### GOAL OF THE EXERCISE
Can you transcribe every record below exactly as it appears?

Records from a data source:
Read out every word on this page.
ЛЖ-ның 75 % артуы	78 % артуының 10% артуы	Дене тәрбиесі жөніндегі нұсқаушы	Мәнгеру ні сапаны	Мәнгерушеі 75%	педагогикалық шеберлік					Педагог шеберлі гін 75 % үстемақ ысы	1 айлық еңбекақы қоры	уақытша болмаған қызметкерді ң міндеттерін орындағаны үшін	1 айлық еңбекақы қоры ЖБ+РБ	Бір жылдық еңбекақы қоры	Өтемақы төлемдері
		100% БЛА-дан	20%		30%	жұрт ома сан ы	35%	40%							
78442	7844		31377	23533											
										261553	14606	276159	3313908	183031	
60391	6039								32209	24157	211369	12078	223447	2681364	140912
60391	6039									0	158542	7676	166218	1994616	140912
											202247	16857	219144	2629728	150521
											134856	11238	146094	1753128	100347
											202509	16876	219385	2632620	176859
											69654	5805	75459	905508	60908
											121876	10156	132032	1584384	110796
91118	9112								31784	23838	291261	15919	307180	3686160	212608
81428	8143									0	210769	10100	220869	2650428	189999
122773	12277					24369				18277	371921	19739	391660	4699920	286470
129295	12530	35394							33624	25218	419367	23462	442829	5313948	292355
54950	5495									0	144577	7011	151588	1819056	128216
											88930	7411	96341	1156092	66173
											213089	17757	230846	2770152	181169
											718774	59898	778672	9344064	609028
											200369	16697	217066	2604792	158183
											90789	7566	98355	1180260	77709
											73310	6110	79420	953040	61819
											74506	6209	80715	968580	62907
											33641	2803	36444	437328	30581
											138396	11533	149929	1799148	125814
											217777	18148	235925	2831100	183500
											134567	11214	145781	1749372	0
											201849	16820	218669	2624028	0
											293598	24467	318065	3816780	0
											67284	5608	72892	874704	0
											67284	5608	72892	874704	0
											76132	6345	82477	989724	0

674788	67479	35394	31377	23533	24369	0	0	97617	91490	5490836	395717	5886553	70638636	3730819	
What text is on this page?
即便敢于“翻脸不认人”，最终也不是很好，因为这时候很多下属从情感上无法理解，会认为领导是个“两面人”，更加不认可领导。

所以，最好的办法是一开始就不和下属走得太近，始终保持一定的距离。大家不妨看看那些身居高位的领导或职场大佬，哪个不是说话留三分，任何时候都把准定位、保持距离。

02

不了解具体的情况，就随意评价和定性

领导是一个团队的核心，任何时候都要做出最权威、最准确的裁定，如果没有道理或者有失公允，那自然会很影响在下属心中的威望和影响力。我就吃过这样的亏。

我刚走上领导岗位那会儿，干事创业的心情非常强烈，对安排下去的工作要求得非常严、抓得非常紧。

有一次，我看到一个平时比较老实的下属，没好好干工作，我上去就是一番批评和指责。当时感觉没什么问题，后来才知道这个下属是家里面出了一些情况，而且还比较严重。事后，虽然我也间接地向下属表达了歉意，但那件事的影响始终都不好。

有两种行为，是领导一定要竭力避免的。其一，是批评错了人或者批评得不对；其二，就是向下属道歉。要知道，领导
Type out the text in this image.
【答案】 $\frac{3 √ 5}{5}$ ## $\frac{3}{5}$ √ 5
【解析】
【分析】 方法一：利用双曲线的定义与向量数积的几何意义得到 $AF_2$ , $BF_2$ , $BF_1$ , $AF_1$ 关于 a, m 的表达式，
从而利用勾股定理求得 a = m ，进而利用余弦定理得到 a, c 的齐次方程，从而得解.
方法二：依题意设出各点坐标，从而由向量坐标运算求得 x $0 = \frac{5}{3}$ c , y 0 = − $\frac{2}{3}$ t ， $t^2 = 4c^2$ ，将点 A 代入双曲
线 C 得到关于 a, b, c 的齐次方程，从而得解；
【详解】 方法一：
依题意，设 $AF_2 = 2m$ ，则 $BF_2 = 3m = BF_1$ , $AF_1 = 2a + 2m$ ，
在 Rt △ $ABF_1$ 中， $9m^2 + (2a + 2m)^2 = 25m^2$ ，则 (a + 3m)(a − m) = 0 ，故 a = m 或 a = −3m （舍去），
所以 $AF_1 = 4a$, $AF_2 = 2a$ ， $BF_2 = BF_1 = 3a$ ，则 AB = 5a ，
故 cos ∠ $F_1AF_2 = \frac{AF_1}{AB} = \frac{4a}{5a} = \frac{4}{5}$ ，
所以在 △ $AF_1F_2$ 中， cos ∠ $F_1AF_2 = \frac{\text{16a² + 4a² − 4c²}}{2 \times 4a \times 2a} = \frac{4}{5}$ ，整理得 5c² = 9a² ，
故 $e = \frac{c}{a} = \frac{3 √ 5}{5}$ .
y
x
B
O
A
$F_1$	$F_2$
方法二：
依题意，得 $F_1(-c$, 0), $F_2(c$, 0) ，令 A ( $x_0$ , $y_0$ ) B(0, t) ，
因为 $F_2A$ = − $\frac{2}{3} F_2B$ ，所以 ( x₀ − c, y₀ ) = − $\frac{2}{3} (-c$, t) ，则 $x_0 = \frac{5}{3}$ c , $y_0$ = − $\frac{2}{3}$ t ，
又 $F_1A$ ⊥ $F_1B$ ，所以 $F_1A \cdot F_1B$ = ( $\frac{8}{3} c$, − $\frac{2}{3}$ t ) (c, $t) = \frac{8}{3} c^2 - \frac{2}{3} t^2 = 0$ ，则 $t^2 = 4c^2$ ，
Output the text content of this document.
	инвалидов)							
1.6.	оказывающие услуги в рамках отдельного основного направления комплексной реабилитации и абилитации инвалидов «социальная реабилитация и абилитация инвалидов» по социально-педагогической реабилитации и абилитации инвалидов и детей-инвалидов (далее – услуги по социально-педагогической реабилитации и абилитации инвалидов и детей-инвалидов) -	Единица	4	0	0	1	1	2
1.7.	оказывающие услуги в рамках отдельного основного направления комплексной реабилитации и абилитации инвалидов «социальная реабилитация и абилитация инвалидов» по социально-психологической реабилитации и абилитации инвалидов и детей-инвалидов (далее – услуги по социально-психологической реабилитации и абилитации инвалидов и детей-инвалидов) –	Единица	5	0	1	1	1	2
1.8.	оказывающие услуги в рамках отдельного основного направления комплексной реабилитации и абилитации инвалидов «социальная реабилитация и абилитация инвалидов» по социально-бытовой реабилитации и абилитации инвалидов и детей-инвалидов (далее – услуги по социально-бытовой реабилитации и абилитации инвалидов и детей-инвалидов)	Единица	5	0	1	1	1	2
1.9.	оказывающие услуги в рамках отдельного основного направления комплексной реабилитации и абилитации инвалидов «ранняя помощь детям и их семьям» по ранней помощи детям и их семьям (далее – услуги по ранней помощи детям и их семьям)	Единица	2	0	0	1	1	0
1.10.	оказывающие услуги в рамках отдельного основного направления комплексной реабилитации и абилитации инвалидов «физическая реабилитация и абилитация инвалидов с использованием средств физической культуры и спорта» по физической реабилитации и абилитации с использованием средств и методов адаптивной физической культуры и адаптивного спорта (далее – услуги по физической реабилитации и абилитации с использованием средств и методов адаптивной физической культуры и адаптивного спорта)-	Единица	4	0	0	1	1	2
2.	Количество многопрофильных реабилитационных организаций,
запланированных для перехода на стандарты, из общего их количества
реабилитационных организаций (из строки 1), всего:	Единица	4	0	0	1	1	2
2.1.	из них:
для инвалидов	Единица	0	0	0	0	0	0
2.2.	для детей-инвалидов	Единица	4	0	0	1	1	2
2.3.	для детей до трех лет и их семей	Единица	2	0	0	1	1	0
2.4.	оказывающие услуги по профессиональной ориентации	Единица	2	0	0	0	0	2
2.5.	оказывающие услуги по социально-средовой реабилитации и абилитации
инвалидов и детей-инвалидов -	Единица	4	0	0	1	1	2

### RESULT OF THIS EXERCISE
Read out every word on this page.
ЛЖ-ның 75 % артуы	78 % артуының 10% артуы	Дене тәрбиесі жөніндегі нұсқаушы	Мәнгеру ні сапаны	Мәнгерушеі 75%	педагогикалық шеберлік					Педагог шеберлі гін 75 % үстемақ ысы	1 айлық еңбекақы қоры	уақытша болмаған қызметкерді ң міндеттерін орындағаны үшін	1 айлық еңбекақы қоры ЖБ+РБ	Бір жылдық еңбекақы қоры	Өтемақы төлемдері
		100% БЛА-дан	20%		30%	жұрт ома сан ы	35%	40%							
78442	7844		31377	23533											
										261553	14606	276159	3313908	183031	
60391	6039								32209	24157	211369	12078	223447	2681364	140912
60391	6039									0	158542	7676	166218	1994616	140912
											202247	16857	219144	2629728	150521
											134856	11238	146094	1753128	100347
											202509	16876	219385	2632620	176859
											69654	5805	75459	905508	60908
											121876	10156	132032	1584384	110796
91118	9112								31784	23838	291261	15919	307180	3686160	212608
81428	8143									0	210769	10100	220869	2650428	189999
122773	12277					24369				18277	371921	19739	391660	4699920	286470
129295	12530	35394							33624	25218	419367	23462	442829	5313948	292355
54950	5495									0	144577	7011	151588	1819056	128216
											88930	7411	96341	1156092	66173
											213089	17757	230846	2770152	181169
											718774	59898	778672	9344064	609028
											200369	16697	217066	2604792	158183
											90789	7566	98355	1180260	77709
											73310	6110	79420	953040	61819
											74506	6209	80715	968580	62907
											33641	2803	36444	437328	30581
											138396	11533	149929	1799148	125814
											217777	18148	235925	2831100	183500
											134567	11214	145781	1749372	0
											201849	16820	218669	2624028	0
											293598	24467	318065	3816780	0
											67284	5608	72892	874704	0
											67284	5608	72892	874704	0
											76132	6345	82477	989724	0

674788	67479	35394	31377	23533	24369	0	0	97617	91490	5490836	395717	5886553	70638636	3730819	
What text is on this page?
即便敢于“翻脸不认人”，最终也不是很好，因为这时候很多下属从情感上无法理解，会认为领导是个“两面人”，更加不认可领导。

所以，最好的办法是一开始就不和下属走得太近，始终保持一定的距离。大家不妨看看那些身居高位的领导或职场大佬，哪个不是说话留三分，任何时候都把准定位、保持距离。

02

不了解具体的情况，就随意评价和定性

领导是一个团队的核心，任何时候都要做出最权威、最准确的裁定，如果没有道理或者有失公允，那自然会很影响在下属心中的威望和影响力。我就吃过这样的亏。

我刚走上领导岗位那会儿，干事创业的心情非常强烈，对安排下去的工作要求得非常严、抓得非常紧。

有一次，我看到一个平时比较老实的下属，没好好干工作，我上去就是一番批评和指责。当时感觉没什么问题，后来才知道这个下属是家里面出了一些情况，而且还比较严重。事后，虽然我也间接地向下属表达了歉意，但那件事的影响始终都不好。

有两种行为，是领导一定要竭力避免的。其一，是批评错了人或者批评得不对；其二，就是向下属道歉。要知道，领导
Type out the text in this image.
【答案】 $\frac{3 √ 5}{5}$ ## $\frac{3}{5}$ √ 5
【解析】
【分析】 方法一：利用双曲线的定义与向量数积的几何意义得到 $AF_2$ , $BF_2$ , $BF_1$ , $AF_1$ 关于 a, m 的表达式，
从而利用勾股定理求得 a = m ，进而利用余弦定理得到 a, c 的齐次方程，从而得解.
方法二：依题意设出各点坐标，从而由向量坐标运算求得 x $0 = \frac{5}{3}$ c , y 0 = − $\frac{2}{3}$ t ， $t^2 = 4c^2$ ，将点 A 代入双曲
线 C 得到关于 a, b, c 的齐次方程，从而得解；
【详解】 方法一：
依题意，设 $AF_2 = 2m$ ，则 $BF_2 = 3m = BF_1$ , $AF_1 = 2a + 2m$ ，
在 Rt △ $ABF_1$ 中， $9m^2 + (2a + 2m)^2 = 25m^2$ ，则 (a + 3m)(a − m) = 0 ，故 a = m 或 a = −3m （舍去），
所以 $AF_1 = 4a$, $AF_2 = 2a$ ， $BF_2 = BF_1 = 3a$ ，则 AB = 5a ，
故 cos ∠ $F_1AF_2 = \frac{AF_1}{AB} = \frac{4a}{5a} = \frac{4}{5}$ ，
所以在 △ $AF_1F_2$ 中， cos ∠ $F_1AF_2 = \frac{\text{16a² + 4a² − 4c²}}{2 \times 4a \times 2a} = \frac{4}{5}$ ，整理得 5c² = 9a² ，
故 $e = \frac{c}{a} = \frac{3 √ 5}{5}$ .
y
x
B
O
A
$F_1$	$F_2$
方法二：
依题意，得 $F_1(-c$, 0), $F_2(c$, 0) ，令 A ( $x_0$ , $y_0$ ) B(0, t) ，
因为 $F_2A$ = − $\frac{2}{3} F_2B$ ，所以 ( x₀ − c, y₀ ) = − $\frac{2}{3} (-c$, t) ，则 $x_0 = \frac{5}{3}$ c , $y_0$ = − $\frac{2}{3}$ t ，
又 $F_1A$ ⊥ $F_1B$ ，所以 $F_1A \cdot F_1B$ = ( $\frac{8}{3} c$, − $\frac{2}{3}$ t ) (c, $t) = \frac{8}{3} c^2 - \frac{2}{3} t^2 = 0$ ，则 $t^2 = 4c^2$ ，
Output the text content of this document.
	инвалидов)							
1.6.	оказывающие услуги в рамках отдельного основного направления комплексной реабилитации и абилитации инвалидов «социальная реабилитация и абилитация инвалидов» по социально-педагогической реабилитации и абилитации инвалидов и детей-инвалидов (далее – услуги по социально-педагогической реабилитации и абилитации инвалидов и детей-инвалидов) -	Единица	4	0	0	1	1	2
1.7.	оказывающие услуги в рамках отдельного основного направления комплексной реабилитации и абилитации инвалидов «социальная реабилитация и абилитация инвалидов» по социально-психологической реабилитации и абилитации инвалидов и детей-инвалидов (далее – услуги по социально-психологической реабилитации и абилитации инвалидов и детей-инвалидов) –	Единица	5	0	1	1	1	2
1.8.	оказывающие услуги в рамках отдельного основного направления комплексной реабилитации и абилитации инвалидов «социальная реабилитация и абилитация инвалидов» по социально-бытовой реабилитации и абилитации инвалидов и детей-инвалидов (далее – услуги по социально-бытовой реабилитации и абилитации инвалидов и детей-инвалидов)	Единица	5	0	1	1	1	2
1.9.	оказывающие услуги в рамках отдельного основного направления комплексной реабилитации и абилитации инвалидов «ранняя помощь детям и их семьям» по ранней помощи детям и их семьям (далее – услуги по ранней помощи детям и их семьям)	Единица	2	0	0	1	1	0
1.10.	оказывающие услуги в рамках отдельного основного направления комплексной реабилитации и абилитации инвалидов «физическая реабилитация и абилитация инвалидов с использованием средств физической культуры и спорта» по физической реабилитации и абилитации с использованием средств и методов адаптивной физической культуры и адаптивного спорта (далее – услуги по физической реабилитации и абилитации с использованием средств и методов адаптивной физической культуры и адаптивного спорта)-	Единица	4	0	0	1	1	2
2.	Количество многопрофильных реабилитационных организаций,
запланированных для перехода на стандарты, из общего их количества
реабилитационных организаций (из строки 1), всего:	Единица	4	0	0	1	1	2
2.1.	из них:
для инвалидов	Единица	0	0	0	0	0	0
2.2.	для детей-инвалидов	Единица	4	0	0	1	1	2
2.3.	для детей до трех лет и их семей	Единица	2	0	0	1	1	0
2.4.	оказывающие услуги по профессиональной ориентации	Единица	2	0	0	0	0	2
2.5.	оказывающие услуги по социально-средовой реабилитации и абилитации
инвалидов и детей-инвалидов -	Единица	4	0	0	1	1	2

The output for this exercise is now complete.